Extrait du document:
* * * * * * * * *
73 La Commission a, dans le délai imparti, répondu à une série de questions posées par le Tribunal les 12 janvier, 2 mars et 12 avril 2021. Les requérantes ont soumis leurs observations sur les réponses de la Commission le 14 mai 2021.
74 Par décision du 26 juillet 2021, le Tribunal a clos de nouveau la phase orale de la procédure.
75 Les requérantes concluent à ce qu’il plaise au Tribunal :
– prendre les mesures d’organisation de la procédure ou les mesures d’instruction ordonnant à la Commission de leur donner accès à la totalité du dossier de l’affaire devant elle ou toute autre mesure que le Tribunal juge nécessaire ;
– annuler en tout ou en partie la décision attaquée, en tant qu’elle les concerne ;
– à titre subsidiaire, réduire le montant de l’amende qui leur a été infligée dans la décision attaquée ;
– condamner la Commission aux dépens.
* * * * * * * * *
Données d'annotation des boîtes:
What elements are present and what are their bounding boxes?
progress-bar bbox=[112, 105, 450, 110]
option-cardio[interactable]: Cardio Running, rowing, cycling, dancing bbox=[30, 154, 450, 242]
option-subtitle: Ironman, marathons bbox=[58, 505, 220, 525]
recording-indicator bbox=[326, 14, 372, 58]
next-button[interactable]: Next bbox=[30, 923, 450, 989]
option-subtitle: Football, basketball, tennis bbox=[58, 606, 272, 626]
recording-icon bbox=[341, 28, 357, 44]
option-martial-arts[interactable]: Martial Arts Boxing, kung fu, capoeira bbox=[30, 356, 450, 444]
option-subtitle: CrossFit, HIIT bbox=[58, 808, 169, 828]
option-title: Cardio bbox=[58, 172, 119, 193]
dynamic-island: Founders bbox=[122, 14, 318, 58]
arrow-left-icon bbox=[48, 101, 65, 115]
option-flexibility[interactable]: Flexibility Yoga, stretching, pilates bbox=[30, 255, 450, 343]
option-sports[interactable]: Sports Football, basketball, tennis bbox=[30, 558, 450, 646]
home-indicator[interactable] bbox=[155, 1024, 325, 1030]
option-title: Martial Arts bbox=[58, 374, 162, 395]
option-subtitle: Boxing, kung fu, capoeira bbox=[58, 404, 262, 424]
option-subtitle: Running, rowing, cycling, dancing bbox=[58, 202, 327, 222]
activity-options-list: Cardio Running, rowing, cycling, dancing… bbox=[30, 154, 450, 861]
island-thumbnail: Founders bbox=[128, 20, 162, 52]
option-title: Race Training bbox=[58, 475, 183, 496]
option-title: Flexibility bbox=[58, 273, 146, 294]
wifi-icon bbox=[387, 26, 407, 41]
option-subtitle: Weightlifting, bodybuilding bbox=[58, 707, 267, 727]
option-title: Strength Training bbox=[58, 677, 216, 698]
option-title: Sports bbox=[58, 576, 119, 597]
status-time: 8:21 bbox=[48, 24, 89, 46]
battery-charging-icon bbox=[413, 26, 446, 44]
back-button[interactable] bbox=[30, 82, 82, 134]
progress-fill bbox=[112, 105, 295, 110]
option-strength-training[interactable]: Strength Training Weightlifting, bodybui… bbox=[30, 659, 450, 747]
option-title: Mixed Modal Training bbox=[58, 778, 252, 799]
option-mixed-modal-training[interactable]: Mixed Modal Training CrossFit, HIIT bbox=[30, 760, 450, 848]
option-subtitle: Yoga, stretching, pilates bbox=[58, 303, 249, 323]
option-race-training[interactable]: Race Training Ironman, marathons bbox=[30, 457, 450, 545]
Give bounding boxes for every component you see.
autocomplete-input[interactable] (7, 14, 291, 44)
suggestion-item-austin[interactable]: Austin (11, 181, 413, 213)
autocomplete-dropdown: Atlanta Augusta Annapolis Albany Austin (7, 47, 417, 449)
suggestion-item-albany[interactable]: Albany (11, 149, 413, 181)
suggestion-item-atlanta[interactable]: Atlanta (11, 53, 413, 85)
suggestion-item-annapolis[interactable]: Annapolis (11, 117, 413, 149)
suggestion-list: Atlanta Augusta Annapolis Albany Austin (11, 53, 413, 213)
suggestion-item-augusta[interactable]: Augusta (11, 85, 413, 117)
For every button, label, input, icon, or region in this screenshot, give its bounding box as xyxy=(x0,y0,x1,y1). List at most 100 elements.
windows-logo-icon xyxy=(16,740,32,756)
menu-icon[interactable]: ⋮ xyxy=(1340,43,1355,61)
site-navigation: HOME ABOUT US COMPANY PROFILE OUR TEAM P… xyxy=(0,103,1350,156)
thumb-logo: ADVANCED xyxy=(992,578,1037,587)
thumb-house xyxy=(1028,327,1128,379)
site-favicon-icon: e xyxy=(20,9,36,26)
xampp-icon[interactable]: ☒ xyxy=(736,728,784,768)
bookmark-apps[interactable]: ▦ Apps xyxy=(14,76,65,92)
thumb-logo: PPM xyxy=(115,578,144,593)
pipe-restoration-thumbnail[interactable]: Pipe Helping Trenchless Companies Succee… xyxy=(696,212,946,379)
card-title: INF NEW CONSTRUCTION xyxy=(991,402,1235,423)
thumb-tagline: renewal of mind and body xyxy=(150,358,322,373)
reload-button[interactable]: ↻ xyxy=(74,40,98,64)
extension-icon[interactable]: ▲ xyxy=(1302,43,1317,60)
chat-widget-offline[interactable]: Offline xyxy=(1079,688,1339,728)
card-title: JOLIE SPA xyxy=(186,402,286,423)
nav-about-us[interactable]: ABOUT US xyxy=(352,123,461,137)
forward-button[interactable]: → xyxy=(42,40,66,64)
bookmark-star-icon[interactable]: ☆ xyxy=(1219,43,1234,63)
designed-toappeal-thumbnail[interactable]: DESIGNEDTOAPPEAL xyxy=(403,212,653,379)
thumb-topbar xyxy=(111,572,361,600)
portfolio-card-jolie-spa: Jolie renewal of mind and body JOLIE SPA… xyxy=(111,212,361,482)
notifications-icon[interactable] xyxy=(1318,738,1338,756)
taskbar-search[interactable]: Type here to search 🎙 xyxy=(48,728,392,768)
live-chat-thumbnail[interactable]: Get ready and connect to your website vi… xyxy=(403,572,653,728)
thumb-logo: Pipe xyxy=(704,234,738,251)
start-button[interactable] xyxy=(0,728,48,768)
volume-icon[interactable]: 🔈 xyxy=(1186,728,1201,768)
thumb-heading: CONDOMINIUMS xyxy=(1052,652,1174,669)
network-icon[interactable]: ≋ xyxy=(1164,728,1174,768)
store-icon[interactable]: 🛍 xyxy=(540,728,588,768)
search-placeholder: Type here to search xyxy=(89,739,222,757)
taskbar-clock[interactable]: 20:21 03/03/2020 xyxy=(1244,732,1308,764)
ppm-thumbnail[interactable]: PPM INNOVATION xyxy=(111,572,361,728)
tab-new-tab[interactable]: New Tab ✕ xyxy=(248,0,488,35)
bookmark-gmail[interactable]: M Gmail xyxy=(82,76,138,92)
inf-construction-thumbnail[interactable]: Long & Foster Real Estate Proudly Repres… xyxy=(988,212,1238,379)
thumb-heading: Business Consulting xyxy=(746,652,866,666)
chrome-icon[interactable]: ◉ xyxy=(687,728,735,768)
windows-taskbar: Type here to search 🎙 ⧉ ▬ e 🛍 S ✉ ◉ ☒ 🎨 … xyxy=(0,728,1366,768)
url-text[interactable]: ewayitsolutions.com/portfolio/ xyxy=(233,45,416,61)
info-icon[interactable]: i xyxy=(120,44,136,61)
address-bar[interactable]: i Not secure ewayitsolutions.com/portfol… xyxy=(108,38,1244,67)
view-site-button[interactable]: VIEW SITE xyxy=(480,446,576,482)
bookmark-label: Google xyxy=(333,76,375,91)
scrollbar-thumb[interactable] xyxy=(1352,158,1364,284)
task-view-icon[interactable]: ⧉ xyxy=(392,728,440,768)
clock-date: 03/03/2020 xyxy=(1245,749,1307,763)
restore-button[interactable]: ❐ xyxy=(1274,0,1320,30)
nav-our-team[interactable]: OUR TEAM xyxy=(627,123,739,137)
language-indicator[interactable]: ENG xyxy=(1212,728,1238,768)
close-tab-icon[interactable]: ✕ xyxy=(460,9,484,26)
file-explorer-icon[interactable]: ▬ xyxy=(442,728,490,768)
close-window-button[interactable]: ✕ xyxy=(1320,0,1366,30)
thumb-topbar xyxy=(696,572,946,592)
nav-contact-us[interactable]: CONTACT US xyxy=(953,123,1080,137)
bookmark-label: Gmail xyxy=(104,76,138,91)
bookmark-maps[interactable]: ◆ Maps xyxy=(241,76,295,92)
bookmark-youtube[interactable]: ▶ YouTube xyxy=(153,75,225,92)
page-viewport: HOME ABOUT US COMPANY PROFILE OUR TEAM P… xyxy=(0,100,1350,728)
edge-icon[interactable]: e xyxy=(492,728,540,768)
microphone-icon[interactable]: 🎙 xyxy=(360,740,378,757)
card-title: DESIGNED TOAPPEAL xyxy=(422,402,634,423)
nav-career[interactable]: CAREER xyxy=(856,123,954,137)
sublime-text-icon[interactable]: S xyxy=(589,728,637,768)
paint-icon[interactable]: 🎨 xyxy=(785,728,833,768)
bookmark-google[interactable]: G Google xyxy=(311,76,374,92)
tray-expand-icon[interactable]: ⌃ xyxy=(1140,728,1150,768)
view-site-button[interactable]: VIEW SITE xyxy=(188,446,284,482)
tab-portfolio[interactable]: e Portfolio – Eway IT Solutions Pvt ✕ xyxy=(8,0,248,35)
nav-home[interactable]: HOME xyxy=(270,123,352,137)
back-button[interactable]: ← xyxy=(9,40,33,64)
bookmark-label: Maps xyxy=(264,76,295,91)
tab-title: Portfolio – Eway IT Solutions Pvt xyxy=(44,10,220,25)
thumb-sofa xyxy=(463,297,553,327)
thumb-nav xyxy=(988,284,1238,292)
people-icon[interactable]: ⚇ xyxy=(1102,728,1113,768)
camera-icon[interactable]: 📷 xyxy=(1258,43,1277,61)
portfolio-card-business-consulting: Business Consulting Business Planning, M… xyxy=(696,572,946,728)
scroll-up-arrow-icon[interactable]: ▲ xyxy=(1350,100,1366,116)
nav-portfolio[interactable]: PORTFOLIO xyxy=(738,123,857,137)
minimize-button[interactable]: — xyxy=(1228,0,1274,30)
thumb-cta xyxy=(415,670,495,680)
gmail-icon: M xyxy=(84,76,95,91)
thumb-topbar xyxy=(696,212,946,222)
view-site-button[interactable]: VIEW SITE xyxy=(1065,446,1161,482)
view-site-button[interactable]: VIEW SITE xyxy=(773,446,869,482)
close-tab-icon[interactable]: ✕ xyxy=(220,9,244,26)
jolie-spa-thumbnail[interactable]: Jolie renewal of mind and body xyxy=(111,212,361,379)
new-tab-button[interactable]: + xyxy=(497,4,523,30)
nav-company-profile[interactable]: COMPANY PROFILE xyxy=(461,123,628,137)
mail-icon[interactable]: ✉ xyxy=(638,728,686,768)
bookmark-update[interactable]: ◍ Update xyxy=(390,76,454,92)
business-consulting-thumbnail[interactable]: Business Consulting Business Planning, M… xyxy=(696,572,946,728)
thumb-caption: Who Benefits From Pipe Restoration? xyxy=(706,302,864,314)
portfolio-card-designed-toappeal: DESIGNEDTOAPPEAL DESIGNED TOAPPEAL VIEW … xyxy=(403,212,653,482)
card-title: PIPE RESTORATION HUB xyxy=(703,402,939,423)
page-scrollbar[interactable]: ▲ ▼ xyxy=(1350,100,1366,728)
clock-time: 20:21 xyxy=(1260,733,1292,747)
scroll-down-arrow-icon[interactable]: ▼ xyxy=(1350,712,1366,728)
* * * * * * * * *
Tâche demandée: Reprenez la rédaction de l'extrait du document à la suite de sa dernière phrase.

Réponse à l'exercice:
76 La Commission conclut, en substance, à ce qu’il plaise au Tribunal :
– rejeter le recours ;
– modifier le montant de l’amende infligée aux requérantes en leur retirant le bénéfice de la réduction générale de 50 % et de la réduction générale de 15 % dans l’hypothèse où le Tribunal jugerait que le chiffre d’affaires provenant de la vente de services de fret entrants ne pouvait pas être inclus dans la valeur des ventes ;
– condamner les requérantes aux dépens.
III. En droit
77 Dans le cadre de leur recours, les requérantes formulent tant des conclusions en annulation de la décision attaquée que des conclusions tendant à la réduction du montant de l’amende qui leur a été infligée. Quant à la Commission, elle a formulé une demande tendant, en substance, à la modification du montant de l’amende infligée aux requérantes dans l’hypothèse où le Tribunal jugerait que le chiffre d’affaires provenant de la vente de services de fret entrants ne pouvait pas être inclus dans la valeur des ventes.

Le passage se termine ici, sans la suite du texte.